- WHAT YOU WILL DO -
A single number is the answer here: how many lines of the entries contain "label"?

Extracted records:
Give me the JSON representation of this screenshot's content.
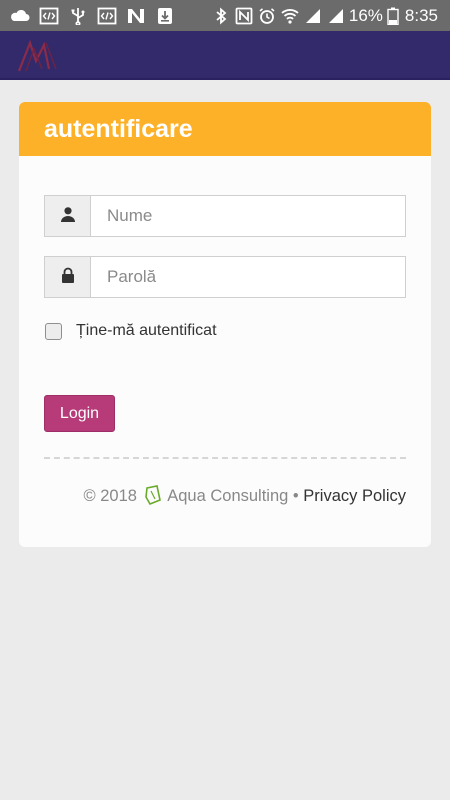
{
  "status_bar": {
    "left_icons": [
      "cloud-icon",
      "code-icon",
      "usb-icon",
      "code-icon",
      "n-logo-icon",
      "download-icon"
    ],
    "right_icons": [
      "bluetooth-icon",
      "nfc-icon",
      "alarm-icon",
      "wifi-icon",
      "signal-icon",
      "signal-icon",
      "battery-icon"
    ],
    "battery": "16%",
    "time": "8:35"
  },
  "app_bar": {
    "logo_icon": "app-logo-icon",
    "color": "#332a6b"
  },
  "login_card": {
    "title": "autentificare",
    "header_color": "#fdb128",
    "username": {
      "placeholder": "Nume",
      "value": "",
      "icon": "user-icon"
    },
    "password": {
      "placeholder": "Parolă",
      "value": "",
      "icon": "lock-icon"
    },
    "remember_me": {
      "label": "Ține-mă autentificat",
      "checked": false
    },
    "login_button": {
      "label": "Login",
      "color": "#b73b78"
    }
  },
  "footer": {
    "copyright": "© 2018",
    "company": "Aqua Consulting",
    "separator": "•",
    "privacy": "Privacy Policy",
    "leaf_icon": "leaf-icon"
  }
}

- EXPECTED ANSWER -
2